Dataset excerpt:
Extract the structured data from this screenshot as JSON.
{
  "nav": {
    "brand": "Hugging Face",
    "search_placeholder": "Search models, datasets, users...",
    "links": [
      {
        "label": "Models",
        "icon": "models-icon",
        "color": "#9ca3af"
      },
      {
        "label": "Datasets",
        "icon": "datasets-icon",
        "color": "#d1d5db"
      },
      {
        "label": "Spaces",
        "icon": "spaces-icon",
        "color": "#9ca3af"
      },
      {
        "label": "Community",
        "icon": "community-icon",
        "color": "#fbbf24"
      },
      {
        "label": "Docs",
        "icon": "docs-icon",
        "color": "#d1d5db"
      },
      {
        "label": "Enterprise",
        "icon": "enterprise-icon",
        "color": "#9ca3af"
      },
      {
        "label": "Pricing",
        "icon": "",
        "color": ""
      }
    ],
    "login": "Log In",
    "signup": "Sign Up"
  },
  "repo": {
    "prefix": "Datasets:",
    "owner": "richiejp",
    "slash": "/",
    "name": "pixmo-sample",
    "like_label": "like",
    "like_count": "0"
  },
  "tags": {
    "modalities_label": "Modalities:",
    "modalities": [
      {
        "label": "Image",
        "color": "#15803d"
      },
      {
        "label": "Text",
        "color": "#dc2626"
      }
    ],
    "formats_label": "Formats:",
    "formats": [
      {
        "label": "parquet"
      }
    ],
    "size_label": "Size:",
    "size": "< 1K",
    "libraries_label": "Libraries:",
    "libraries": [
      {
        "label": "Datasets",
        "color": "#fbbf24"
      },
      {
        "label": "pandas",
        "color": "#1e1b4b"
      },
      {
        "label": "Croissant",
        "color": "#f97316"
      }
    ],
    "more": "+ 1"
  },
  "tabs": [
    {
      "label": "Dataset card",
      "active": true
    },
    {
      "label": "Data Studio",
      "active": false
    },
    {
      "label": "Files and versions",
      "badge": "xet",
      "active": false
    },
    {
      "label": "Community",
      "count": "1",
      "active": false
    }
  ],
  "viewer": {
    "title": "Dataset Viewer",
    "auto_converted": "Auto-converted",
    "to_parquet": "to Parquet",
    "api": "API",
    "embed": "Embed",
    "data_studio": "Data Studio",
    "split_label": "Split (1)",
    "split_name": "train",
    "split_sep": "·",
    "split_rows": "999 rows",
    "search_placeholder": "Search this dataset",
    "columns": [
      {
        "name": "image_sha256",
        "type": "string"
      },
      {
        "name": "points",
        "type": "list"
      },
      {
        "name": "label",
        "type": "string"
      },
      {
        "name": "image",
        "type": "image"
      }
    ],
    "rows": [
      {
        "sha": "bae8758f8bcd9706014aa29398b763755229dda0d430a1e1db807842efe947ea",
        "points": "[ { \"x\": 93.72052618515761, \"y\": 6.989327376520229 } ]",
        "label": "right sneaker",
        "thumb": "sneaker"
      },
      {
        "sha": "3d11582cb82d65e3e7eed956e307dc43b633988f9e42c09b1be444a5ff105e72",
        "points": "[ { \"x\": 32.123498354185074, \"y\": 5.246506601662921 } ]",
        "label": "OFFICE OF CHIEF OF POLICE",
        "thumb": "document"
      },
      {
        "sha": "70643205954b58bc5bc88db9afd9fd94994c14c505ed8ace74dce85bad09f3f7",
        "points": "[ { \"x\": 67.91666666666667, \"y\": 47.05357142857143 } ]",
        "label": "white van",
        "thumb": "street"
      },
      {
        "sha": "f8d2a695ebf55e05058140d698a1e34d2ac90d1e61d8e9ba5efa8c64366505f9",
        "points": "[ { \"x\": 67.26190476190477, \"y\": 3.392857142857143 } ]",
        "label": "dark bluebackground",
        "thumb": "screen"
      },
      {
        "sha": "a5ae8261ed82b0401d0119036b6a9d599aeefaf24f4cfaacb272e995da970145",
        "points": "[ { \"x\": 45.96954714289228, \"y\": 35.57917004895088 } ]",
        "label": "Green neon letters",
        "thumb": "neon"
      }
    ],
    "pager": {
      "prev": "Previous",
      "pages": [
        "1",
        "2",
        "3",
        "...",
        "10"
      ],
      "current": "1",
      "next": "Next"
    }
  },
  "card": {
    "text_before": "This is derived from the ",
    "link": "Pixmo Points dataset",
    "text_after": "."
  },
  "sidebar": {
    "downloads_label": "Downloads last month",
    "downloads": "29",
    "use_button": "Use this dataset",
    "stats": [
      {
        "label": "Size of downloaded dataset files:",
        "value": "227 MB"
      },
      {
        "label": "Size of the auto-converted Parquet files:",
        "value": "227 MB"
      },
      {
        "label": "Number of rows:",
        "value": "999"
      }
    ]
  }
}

WHAT YOU HAVE TO DO:
Copy all of the data exactly.

COMPLETED TASK:
Extract the structured data from this screenshot as JSON.
{
  "nav": {
    "brand": "Hugging Face",
    "search_placeholder": "Search models, datasets, users...",
    "links": [
      {
        "label": "Models",
        "icon": "models-icon",
        "color": "#9ca3af"
      },
      {
        "label": "Datasets",
        "icon": "datasets-icon",
        "color": "#d1d5db"
      },
      {
        "label": "Spaces",
        "icon": "spaces-icon",
        "color": "#9ca3af"
      },
      {
        "label": "Community",
        "icon": "community-icon",
        "color": "#fbbf24"
      },
      {
        "label": "Docs",
        "icon": "docs-icon",
        "color": "#d1d5db"
      },
      {
        "label": "Enterprise",
        "icon": "enterprise-icon",
        "color": "#9ca3af"
      },
      {
        "label": "Pricing",
        "icon": "",
        "color": ""
      }
    ],
    "login": "Log In",
    "signup": "Sign Up"
  },
  "repo": {
    "prefix": "Datasets:",
    "owner": "richiejp",
    "slash": "/",
    "name": "pixmo-sample",
    "like_label": "like",
    "like_count": "0"
  },
  "tags": {
    "modalities_label": "Modalities:",
    "modalities": [
      {
        "label": "Image",
        "color": "#15803d"
      },
      {
        "label": "Text",
        "color": "#dc2626"
      }
    ],
    "formats_label": "Formats:",
    "formats": [
      {
        "label": "parquet"
      }
    ],
    "size_label": "Size:",
    "size": "< 1K",
    "libraries_label": "Libraries:",
    "libraries": [
      {
        "label": "Datasets",
        "color": "#fbbf24"
      },
      {
        "label": "pandas",
        "color": "#1e1b4b"
      },
      {
        "label": "Croissant",
        "color": "#f97316"
      }
    ],
    "more": "+ 1"
  },
  "tabs": [
    {
      "label": "Dataset card",
      "active": true
    },
    {
      "label": "Data Studio",
      "active": false
    },
    {
      "label": "Files and versions",
      "badge": "xet",
      "active": false
    },
    {
      "label": "Community",
      "count": "1",
      "active": false
    }
  ],
  "viewer": {
    "title": "Dataset Viewer",
    "auto_converted": "Auto-converted",
    "to_parquet": "to Parquet",
    "api": "API",
    "embed": "Embed",
    "data_studio": "Data Studio",
    "split_label": "Split (1)",
    "split_name": "train",
    "split_sep": "·",
    "split_rows": "999 rows",
    "search_placeholder": "Search this dataset",
    "columns": [
      {
        "name": "image_sha256",
        "type": "string"
      },
      {
        "name": "points",
        "type": "list"
      },
      {
        "name": "label",
        "type": "string"
      },
      {
        "name": "image",
        "type": "image"
      }
    ],
    "rows": [
      {
        "sha": "bae8758f8bcd9706014aa29398b763755229dda0d430a1e1db807842efe947ea",
        "points": "[ { \"x\": 93.72052618515761, \"y\": 6.989327376520229 } ]",
        "label": "right sneaker",
        "thumb": "sneaker"
      },
      {
        "sha": "3d11582cb82d65e3e7eed956e307dc43b633988f9e42c09b1be444a5ff105e72",
        "points": "[ { \"x\": 32.123498354185074, \"y\": 5.246506601662921 } ]",
        "label": "OFFICE OF CHIEF OF POLICE",
        "thumb": "document"
      },
      {
        "sha": "70643205954b58bc5bc88db9afd9fd94994c14c505ed8ace74dce85bad09f3f7",
        "points": "[ { \"x\": 67.91666666666667, \"y\": 47.05357142857143 } ]",
        "label": "white van",
        "thumb": "street"
      },
      {
        "sha": "f8d2a695ebf55e05058140d698a1e34d2ac90d1e61d8e9ba5efa8c64366505f9",
        "points": "[ { \"x\": 67.26190476190477, \"y\": 3.392857142857143 } ]",
        "label": "dark bluebackground",
        "thumb": "screen"
      },
      {
        "sha": "a5ae8261ed82b0401d0119036b6a9d599aeefaf24f4cfaacb272e995da970145",
        "points": "[ { \"x\": 45.96954714289228, \"y\": 35.57917004895088 } ]",
        "label": "Green neon letters",
        "thumb": "neon"
      }
    ],
    "pager": {
      "prev": "Previous",
      "pages": [
        "1",
        "2",
        "3",
        "...",
        "10"
      ],
      "current": "1",
      "next": "Next"
    }
  },
  "card": {
    "text_before": "This is derived from the ",
    "link": "Pixmo Points dataset",
    "text_after": "."
  },
  "sidebar": {
    "downloads_label": "Downloads last month",
    "downloads": "29",
    "use_button": "Use this dataset",
    "stats": [
      {
        "label": "Size of downloaded dataset files:",
        "value": "227 MB"
      },
      {
        "label": "Size of the auto-converted Parquet files:",
        "value": "227 MB"
      },
      {
        "label": "Number of rows:",
        "value": "999"
      }
    ]
  }
}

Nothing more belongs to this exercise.